* [Assignment]
Nothing in the data may change. Copy all of it exactly.

Collected data entries
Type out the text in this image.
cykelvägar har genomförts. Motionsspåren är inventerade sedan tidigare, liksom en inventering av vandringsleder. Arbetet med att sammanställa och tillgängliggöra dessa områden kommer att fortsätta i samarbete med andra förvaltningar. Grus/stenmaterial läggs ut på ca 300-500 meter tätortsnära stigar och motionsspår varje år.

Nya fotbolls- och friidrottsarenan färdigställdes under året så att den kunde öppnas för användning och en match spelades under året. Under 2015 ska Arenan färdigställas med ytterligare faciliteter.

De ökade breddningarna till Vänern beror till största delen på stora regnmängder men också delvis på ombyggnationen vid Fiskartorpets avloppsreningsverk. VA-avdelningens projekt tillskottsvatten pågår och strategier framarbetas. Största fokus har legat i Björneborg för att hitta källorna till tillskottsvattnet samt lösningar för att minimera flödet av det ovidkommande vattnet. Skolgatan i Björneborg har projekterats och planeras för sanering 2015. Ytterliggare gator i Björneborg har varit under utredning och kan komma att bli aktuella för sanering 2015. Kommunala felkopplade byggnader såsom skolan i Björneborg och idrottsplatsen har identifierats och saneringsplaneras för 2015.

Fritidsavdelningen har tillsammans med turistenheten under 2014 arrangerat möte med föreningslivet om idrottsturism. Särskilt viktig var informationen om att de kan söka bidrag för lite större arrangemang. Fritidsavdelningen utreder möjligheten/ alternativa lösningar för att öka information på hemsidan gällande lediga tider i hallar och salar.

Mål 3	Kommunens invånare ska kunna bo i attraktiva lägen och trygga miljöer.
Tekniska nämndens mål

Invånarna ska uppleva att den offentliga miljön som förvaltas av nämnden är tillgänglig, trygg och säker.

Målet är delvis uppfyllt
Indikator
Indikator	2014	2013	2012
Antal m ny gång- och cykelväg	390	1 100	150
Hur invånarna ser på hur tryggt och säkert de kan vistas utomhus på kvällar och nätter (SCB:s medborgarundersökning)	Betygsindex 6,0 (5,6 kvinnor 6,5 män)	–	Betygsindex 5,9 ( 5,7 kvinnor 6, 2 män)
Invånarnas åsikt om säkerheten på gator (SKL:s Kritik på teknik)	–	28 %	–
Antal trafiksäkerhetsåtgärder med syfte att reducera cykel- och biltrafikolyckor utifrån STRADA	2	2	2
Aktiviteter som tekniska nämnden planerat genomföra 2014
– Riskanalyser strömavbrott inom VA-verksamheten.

* [Output for this exercise]
Type out the text in this image.
cykelvägar har genomförts. Motionsspåren är inventerade sedan tidigare, liksom en inventering av vandringsleder. Arbetet med att sammanställa och tillgängliggöra dessa områden kommer att fortsätta i samarbete med andra förvaltningar. Grus/stenmaterial läggs ut på ca 300-500 meter tätortsnära stigar och motionsspår varje år.

Nya fotbolls- och friidrottsarenan färdigställdes under året så att den kunde öppnas för användning och en match spelades under året. Under 2015 ska Arenan färdigställas med ytterligare faciliteter.

De ökade breddningarna till Vänern beror till största delen på stora regnmängder men också delvis på ombyggnationen vid Fiskartorpets avloppsreningsverk. VA-avdelningens projekt tillskottsvatten pågår och strategier framarbetas. Största fokus har legat i Björneborg för att hitta källorna till tillskottsvattnet samt lösningar för att minimera flödet av det ovidkommande vattnet. Skolgatan i Björneborg har projekterats och planeras för sanering 2015. Ytterliggare gator i Björneborg har varit under utredning och kan komma att bli aktuella för sanering 2015. Kommunala felkopplade byggnader såsom skolan i Björneborg och idrottsplatsen har identifierats och saneringsplaneras för 2015.

Fritidsavdelningen har tillsammans med turistenheten under 2014 arrangerat möte med föreningslivet om idrottsturism. Särskilt viktig var informationen om att de kan söka bidrag för lite större arrangemang. Fritidsavdelningen utreder möjligheten/ alternativa lösningar för att öka information på hemsidan gällande lediga tider i hallar och salar.

Mål 3	Kommunens invånare ska kunna bo i attraktiva lägen och trygga miljöer.
Tekniska nämndens mål

Invånarna ska uppleva att den offentliga miljön som förvaltas av nämnden är tillgänglig, trygg och säker.

Målet är delvis uppfyllt
Indikator
Indikator	2014	2013	2012
Antal m ny gång- och cykelväg	390	1 100	150
Hur invånarna ser på hur tryggt och säkert de kan vistas utomhus på kvällar och nätter (SCB:s medborgarundersökning)	Betygsindex 6,0 (5,6 kvinnor 6,5 män)	–	Betygsindex 5,9 ( 5,7 kvinnor 6, 2 män)
Invånarnas åsikt om säkerheten på gator (SKL:s Kritik på teknik)	–	28 %	–
Antal trafiksäkerhetsåtgärder med syfte att reducera cykel- och biltrafikolyckor utifrån STRADA	2	2	2
Aktiviteter som tekniska nämnden planerat genomföra 2014
– Riskanalyser strömavbrott inom VA-verksamheten.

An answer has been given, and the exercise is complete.